◆ **Objetivo**:
Reproduza estas linhas de todos os registros, trocando "Rohit" por "Amit" e mantendo o resto inalterado. Deixe as imagens de fora da resposta.
______
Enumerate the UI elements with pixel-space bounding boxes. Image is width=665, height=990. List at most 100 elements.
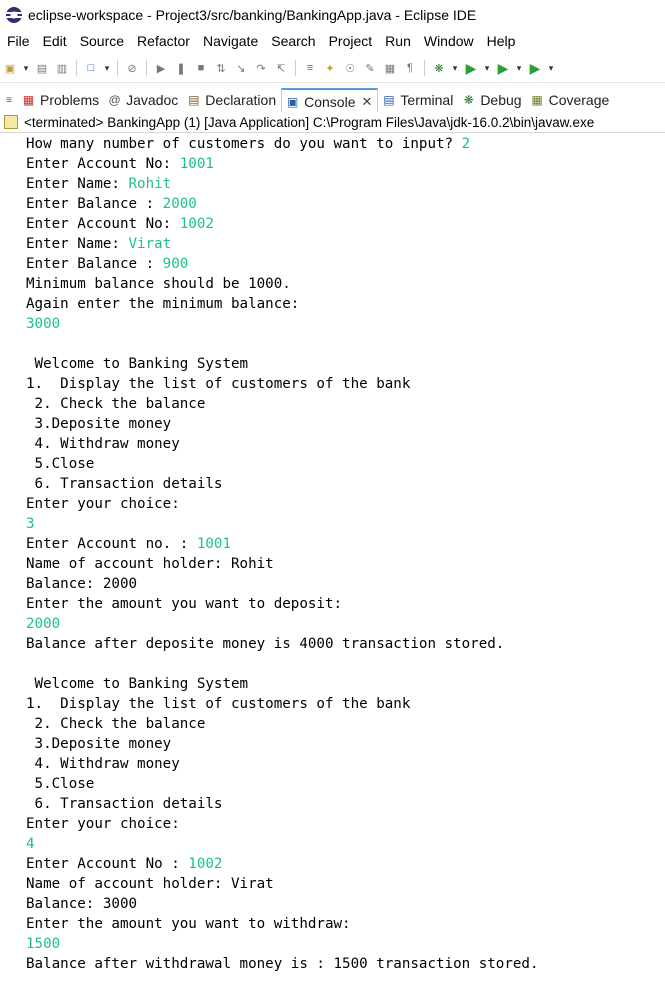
toolbar-separator bbox=[76, 60, 77, 76]
coverage-run-icon[interactable]: ▶ bbox=[495, 60, 511, 76]
console-line: Balance: 3000 bbox=[26, 894, 665, 914]
menu-help[interactable]: Help bbox=[480, 33, 522, 49]
console-input-text: Rohit bbox=[128, 176, 172, 192]
search-icon[interactable]: ☉ bbox=[342, 60, 358, 76]
console-output-text: 6. Transaction details bbox=[26, 796, 223, 812]
terminal-icon: ▤ bbox=[383, 93, 395, 107]
disconnect-icon[interactable]: ⇅ bbox=[213, 60, 229, 76]
menu-navigate[interactable]: Navigate bbox=[196, 33, 264, 49]
show-whitespace-icon[interactable]: ¶ bbox=[402, 60, 418, 76]
step-over-icon[interactable]: ↷ bbox=[253, 60, 269, 76]
tab-label: Terminal bbox=[400, 92, 454, 108]
console-line: Enter Balance : 2000 bbox=[26, 194, 665, 214]
console-icon: ▣ bbox=[286, 94, 299, 109]
new-dropdown-icon[interactable]: ▾ bbox=[22, 60, 30, 76]
menu-refactor[interactable]: Refactor bbox=[130, 33, 196, 49]
tab-javadoc[interactable]: @ Javadoc bbox=[104, 88, 183, 112]
tab-label: Debug bbox=[480, 92, 522, 108]
menu-bar: File Edit Source Refactor Navigate Searc… bbox=[0, 30, 665, 52]
console-line: 3.Deposite money bbox=[26, 734, 665, 754]
menu-project[interactable]: Project bbox=[322, 33, 379, 49]
console-line: 3 bbox=[26, 514, 665, 534]
console-output-text: 5.Close bbox=[26, 776, 95, 792]
console-output-text: Welcome to Banking System bbox=[26, 676, 249, 692]
coverage-dropdown-icon[interactable]: ▾ bbox=[515, 60, 523, 76]
view-menu-icon[interactable]: ≡ bbox=[0, 88, 18, 112]
terminal-toolbar-icon[interactable]: □ bbox=[83, 60, 99, 76]
console-output-text: Balance: 3000 bbox=[26, 896, 138, 912]
console-line: Again enter the minimum balance: bbox=[26, 294, 665, 314]
console-line: Balance: 2000 bbox=[26, 574, 665, 594]
terminal-dropdown-icon[interactable]: ▾ bbox=[103, 60, 111, 76]
console-output-text: Enter Account No: bbox=[26, 216, 180, 232]
open-task-icon[interactable]: ✦ bbox=[322, 60, 338, 76]
step-return-icon[interactable]: ↸ bbox=[273, 60, 289, 76]
annotation-icon[interactable]: ▦ bbox=[382, 60, 398, 76]
console-line: 1. Display the list of customers of the … bbox=[26, 694, 665, 714]
run-icon[interactable]: ▶ bbox=[463, 60, 479, 76]
console-line: 3.Deposite money bbox=[26, 414, 665, 434]
menu-window[interactable]: Window bbox=[417, 33, 480, 49]
console-input-text: 2000 bbox=[26, 616, 61, 632]
console-line: Enter Account no. : 1001 bbox=[26, 534, 665, 554]
debug-dropdown-icon[interactable]: ▾ bbox=[451, 60, 459, 76]
console-line: Enter your choice: bbox=[26, 494, 665, 514]
menu-edit[interactable]: Edit bbox=[36, 33, 73, 49]
console-line: 4 bbox=[26, 834, 665, 854]
console-input-text: 1001 bbox=[179, 156, 214, 172]
console-output-text: Balance after withdrawal money is : 1500… bbox=[26, 956, 539, 972]
console-output-text: Minimum balance should be 1000. bbox=[26, 276, 291, 292]
console-output-text: 5.Close bbox=[26, 456, 95, 472]
run-dropdown-icon[interactable]: ▾ bbox=[483, 60, 491, 76]
debug-icon[interactable]: ❋ bbox=[431, 60, 447, 76]
console-input-text: 2000 bbox=[162, 196, 197, 212]
console-input-text: 900 bbox=[162, 256, 189, 272]
console-line: Enter your choice: bbox=[26, 814, 665, 834]
external-tools-dropdown-icon[interactable]: ▾ bbox=[547, 60, 555, 76]
console-line: 2000 bbox=[26, 614, 665, 634]
save-icon[interactable]: ▤ bbox=[34, 60, 50, 76]
menu-search[interactable]: Search bbox=[264, 33, 321, 49]
toolbar-separator bbox=[424, 60, 425, 76]
edit-icon[interactable]: ✎ bbox=[362, 60, 378, 76]
tab-coverage[interactable]: ▦ Coverage bbox=[527, 88, 615, 112]
console-output-text: Enter Balance : bbox=[26, 256, 163, 272]
console-output-text: Enter Account No : bbox=[26, 856, 189, 872]
tab-label: Console bbox=[304, 93, 356, 110]
tab-console[interactable]: ▣ Console ✕ bbox=[281, 88, 379, 113]
suspend-icon[interactable]: ❚ bbox=[173, 60, 189, 76]
tab-debug[interactable]: ❋ Debug bbox=[458, 88, 526, 112]
terminate-icon[interactable]: ■ bbox=[193, 60, 209, 76]
console-output[interactable]: How many number of customers do you want… bbox=[26, 134, 665, 974]
console-line: Enter the amount you want to withdraw: bbox=[26, 914, 665, 934]
console-line: Minimum balance should be 1000. bbox=[26, 274, 665, 294]
console-line: Name of account holder: Virat bbox=[26, 874, 665, 894]
resume-icon[interactable]: ▶ bbox=[153, 60, 169, 76]
console-output-text: Balance: 2000 bbox=[26, 576, 138, 592]
console-output-text: 3.Deposite money bbox=[26, 736, 172, 752]
problems-icon: ▦ bbox=[22, 93, 35, 107]
console-line: How many number of customers do you want… bbox=[26, 134, 665, 154]
tab-problems[interactable]: ▦ Problems bbox=[18, 88, 104, 112]
close-icon[interactable]: ✕ bbox=[362, 94, 373, 110]
step-into-icon[interactable]: ↘ bbox=[233, 60, 249, 76]
console-output-text: Enter your choice: bbox=[26, 816, 180, 832]
console-output-text: Enter Name: bbox=[26, 236, 129, 252]
save-all-icon[interactable]: ▥ bbox=[54, 60, 70, 76]
menu-source[interactable]: Source bbox=[73, 33, 130, 49]
menu-run[interactable]: Run bbox=[378, 33, 417, 49]
console-output-text: 2. Check the balance bbox=[26, 396, 206, 412]
external-tools-icon[interactable]: ▶ bbox=[527, 60, 543, 76]
tab-declaration[interactable]: ▤ Declaration bbox=[183, 88, 281, 112]
console-line: Name of account holder: Rohit bbox=[26, 554, 665, 574]
new-icon[interactable]: ▣ bbox=[2, 60, 18, 76]
console-input-text: 3 bbox=[26, 516, 35, 532]
console-input-text: 1001 bbox=[196, 536, 232, 552]
console-status-line: <terminated> BankingApp (1) [Java Applic… bbox=[0, 112, 665, 133]
console-line: Enter Account No : 1002 bbox=[26, 854, 665, 874]
console-output-text: 4. Withdraw money bbox=[26, 756, 180, 772]
tab-terminal[interactable]: ▤ Terminal bbox=[378, 88, 458, 112]
menu-file[interactable]: File bbox=[0, 33, 36, 49]
skip-breakpoints-icon[interactable]: ⊘ bbox=[124, 60, 140, 76]
open-type-icon[interactable]: ≡ bbox=[302, 60, 318, 76]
______
◆ **Resultado da tarefa**:
Enumerate the UI elements with pixel-space bounding boxes. Image is width=665, height=990. List at most 100 elements.
toolbar-separator bbox=[76, 60, 77, 76]
coverage-run-icon[interactable]: ▶ bbox=[495, 60, 511, 76]
console-line: Balance: 3000 bbox=[26, 894, 665, 914]
menu-help[interactable]: Help bbox=[480, 33, 522, 49]
console-input-text: Amit bbox=[128, 176, 172, 192]
search-icon[interactable]: ☉ bbox=[342, 60, 358, 76]
console-output-text: 6. Transaction details bbox=[26, 796, 223, 812]
terminal-icon: ▤ bbox=[383, 93, 395, 107]
disconnect-icon[interactable]: ⇅ bbox=[213, 60, 229, 76]
menu-navigate[interactable]: Navigate bbox=[196, 33, 264, 49]
show-whitespace-icon[interactable]: ¶ bbox=[402, 60, 418, 76]
step-over-icon[interactable]: ↷ bbox=[253, 60, 269, 76]
tab-label: Terminal bbox=[400, 92, 454, 108]
console-line: Enter Balance : 2000 bbox=[26, 194, 665, 214]
console-icon: ▣ bbox=[286, 94, 299, 109]
new-dropdown-icon[interactable]: ▾ bbox=[22, 60, 30, 76]
menu-refactor[interactable]: Refactor bbox=[130, 33, 196, 49]
tab-javadoc[interactable]: @ Javadoc bbox=[104, 88, 183, 112]
tab-label: Debug bbox=[480, 92, 522, 108]
menu-bar: File Edit Source Refactor Navigate Searc… bbox=[0, 30, 665, 52]
console-line: 3.Deposite money bbox=[26, 734, 665, 754]
menu-project[interactable]: Project bbox=[322, 33, 379, 49]
console-line: 3 bbox=[26, 514, 665, 534]
console-output-text: 5.Close bbox=[26, 776, 95, 792]
console-output-text: Welcome to Banking System bbox=[26, 676, 249, 692]
coverage-dropdown-icon[interactable]: ▾ bbox=[515, 60, 523, 76]
view-menu-icon[interactable]: ≡ bbox=[0, 88, 18, 112]
terminal-toolbar-icon[interactable]: □ bbox=[83, 60, 99, 76]
console-output-text: Balance: 3000 bbox=[26, 896, 138, 912]
console-line: Again enter the minimum balance: bbox=[26, 294, 665, 314]
console-line: Balance: 2000 bbox=[26, 574, 665, 594]
terminal-dropdown-icon[interactable]: ▾ bbox=[103, 60, 111, 76]
console-output-text: Enter Account No: bbox=[26, 216, 180, 232]
open-task-icon[interactable]: ✦ bbox=[322, 60, 338, 76]
step-return-icon[interactable]: ↸ bbox=[273, 60, 289, 76]
annotation-icon[interactable]: ▦ bbox=[382, 60, 398, 76]
console-line: 1. Display the list of customers of the … bbox=[26, 694, 665, 714]
run-icon[interactable]: ▶ bbox=[463, 60, 479, 76]
console-line: 3.Deposite money bbox=[26, 414, 665, 434]
menu-window[interactable]: Window bbox=[417, 33, 480, 49]
console-input-text: 2000 bbox=[26, 616, 61, 632]
console-line: Enter Account no. : 1001 bbox=[26, 534, 665, 554]
debug-dropdown-icon[interactable]: ▾ bbox=[451, 60, 459, 76]
console-line: Enter your choice: bbox=[26, 494, 665, 514]
menu-edit[interactable]: Edit bbox=[36, 33, 73, 49]
console-line: 4 bbox=[26, 834, 665, 854]
console-input-text: 1001 bbox=[179, 156, 214, 172]
console-output-text: Balance after withdrawal money is : 1500… bbox=[26, 956, 539, 972]
console-output-text: Minimum balance should be 1000. bbox=[26, 276, 291, 292]
console-output-text: 5.Close bbox=[26, 456, 95, 472]
run-dropdown-icon[interactable]: ▾ bbox=[483, 60, 491, 76]
debug-icon[interactable]: ❋ bbox=[431, 60, 447, 76]
console-input-text: 2000 bbox=[162, 196, 197, 212]
console-input-text: 900 bbox=[162, 256, 189, 272]
console-line: Enter your choice: bbox=[26, 814, 665, 834]
external-tools-dropdown-icon[interactable]: ▾ bbox=[547, 60, 555, 76]
console-line: 2000 bbox=[26, 614, 665, 634]
save-icon[interactable]: ▤ bbox=[34, 60, 50, 76]
menu-search[interactable]: Search bbox=[264, 33, 321, 49]
toolbar-separator bbox=[424, 60, 425, 76]
edit-icon[interactable]: ✎ bbox=[362, 60, 378, 76]
tab-coverage[interactable]: ▦ Coverage bbox=[527, 88, 615, 112]
console-output-text: Enter Balance : bbox=[26, 256, 163, 272]
console-output-text: Enter Account No : bbox=[26, 856, 189, 872]
tab-label: Console bbox=[304, 93, 356, 110]
tab-console[interactable]: ▣ Console ✕ bbox=[281, 88, 379, 113]
suspend-icon[interactable]: ❚ bbox=[173, 60, 189, 76]
tab-debug[interactable]: ❋ Debug bbox=[458, 88, 526, 112]
terminate-icon[interactable]: ■ bbox=[193, 60, 209, 76]
console-output[interactable]: How many number of customers do you want… bbox=[26, 134, 665, 974]
console-line: Enter the amount you want to withdraw: bbox=[26, 914, 665, 934]
console-line: Minimum balance should be 1000. bbox=[26, 274, 665, 294]
console-line: Name of account holder: Virat bbox=[26, 874, 665, 894]
resume-icon[interactable]: ▶ bbox=[153, 60, 169, 76]
console-output-text: Balance: 2000 bbox=[26, 576, 138, 592]
console-output-text: 3.Deposite money bbox=[26, 736, 172, 752]
problems-icon: ▦ bbox=[22, 93, 35, 107]
console-line: How many number of customers do you want… bbox=[26, 134, 665, 154]
tab-problems[interactable]: ▦ Problems bbox=[18, 88, 104, 112]
close-icon[interactable]: ✕ bbox=[362, 94, 373, 110]
step-into-icon[interactable]: ↘ bbox=[233, 60, 249, 76]
console-output-text: Enter your choice: bbox=[26, 816, 180, 832]
console-output-text: Enter Name: bbox=[26, 236, 129, 252]
save-all-icon[interactable]: ▥ bbox=[54, 60, 70, 76]
menu-source[interactable]: Source bbox=[73, 33, 130, 49]
menu-run[interactable]: Run bbox=[378, 33, 417, 49]
console-output-text: 2. Check the balance bbox=[26, 396, 206, 412]
external-tools-icon[interactable]: ▶ bbox=[527, 60, 543, 76]
tab-declaration[interactable]: ▤ Declaration bbox=[183, 88, 281, 112]
console-line: Name of account holder: Amit bbox=[26, 554, 665, 574]
new-icon[interactable]: ▣ bbox=[2, 60, 18, 76]
console-input-text: 3 bbox=[26, 516, 35, 532]
console-input-text: 1001 bbox=[196, 536, 232, 552]
console-status-line: <terminated> BankingApp (1) [Java Applic… bbox=[0, 112, 665, 133]
console-line: Enter Account No : 1002 bbox=[26, 854, 665, 874]
console-output-text: 4. Withdraw money bbox=[26, 756, 180, 772]
tab-terminal[interactable]: ▤ Terminal bbox=[378, 88, 458, 112]
menu-file[interactable]: File bbox=[0, 33, 36, 49]
skip-breakpoints-icon[interactable]: ⊘ bbox=[124, 60, 140, 76]
open-type-icon[interactable]: ≡ bbox=[302, 60, 318, 76]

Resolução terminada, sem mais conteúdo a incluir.